And there are shots of visits to England, where I was born and grew up, and where I lived until I was twenty-one and moved to New York for what I thought would be only a year, though it turned out I was still in the city three decades later. Here’s my son, swimming in the cold, clear water of the bay on which my seaside hometown lies, in the southwest of the country, the pebbles visibly gleaming beneath the calm surface. Here he is in the nave of the church just a few miles from my childhood home in which a seventeenth-century clergyman gathered a group of would‑be settlers to sail to the New World, among them--the coincidence amazed me--one of George’s maternal ancestors. Here is Rafael again, lounging on the bulbous, modernist couch in the lobby of the fancy London hotel where we scored a discount on a room. The hotel was near Trafalgar Square, and we walked to the National Gallery, where we stood before the painting by Hans Holbein, The Ambassadors, which depicts two French noblemen, swathed in rich furs and silks, who have been dispatched to the court of Henry VIII. Beneath them is rendered a puzzling, distorted black-and-white smear, which, when viewed from the correct angle, resolves into the image of a skull. It’s a memento mori, George explained to Rafael. That means a reminder of the inevitability of death.

— TASK LIST —
1. In the passage about visits to England, how old was the narrator when they moved to New York?
2. Continue the passage about visits to England, starting after its final sentence.

— DATA PROVIDED —
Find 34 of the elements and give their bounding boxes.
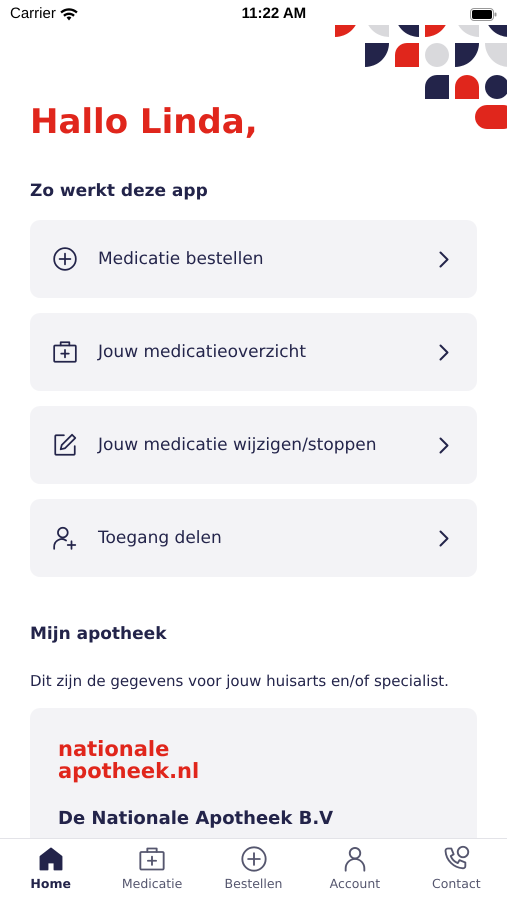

— ANSWERS PER TASK —
1. Twenty-one.

2.
The photo roll on my phone does not show exactly where in this progression of time our own fretful half-formed thoughts of leaving New York resolved into a more concrete image. It does not capture the conversations George and I started to have as we circled the park on our afternoon walks, the arguments we started to stack on one side or the other, as what had begun in a sickened impulse toward flight--we could always leave--began to press upon us as a compelling plan, even a hopeful one. If the steady, vile drip of our newsfeeds had something to do with our sense of destabilization, there were other factors at work, too. We were ready to be set in motion, to veer from what seemed to be the predictable path of our lives.

For a while now, George and I had talked, or at least fantasized, about making a change. When we rode our bikes through different parts of the city, we wondered what it would be like to live closer to the river, or to occupy a glassy modern apartment instead of our creaking, dilapidated nineteenth-century house. We had once been seized with a feverish, weekend-long notion of getting a place out of town and drove a rental car to Long Island, where a realtor took us to see what was available in our very theoretical price range: a clapboard fixer-upper with sagging steps and an unconvincing roof; a bare-bones, open-plan cabin with an aspect onto its own gravel parking space. We drove home with that particular fever having broken, but a sense of restlessness remained.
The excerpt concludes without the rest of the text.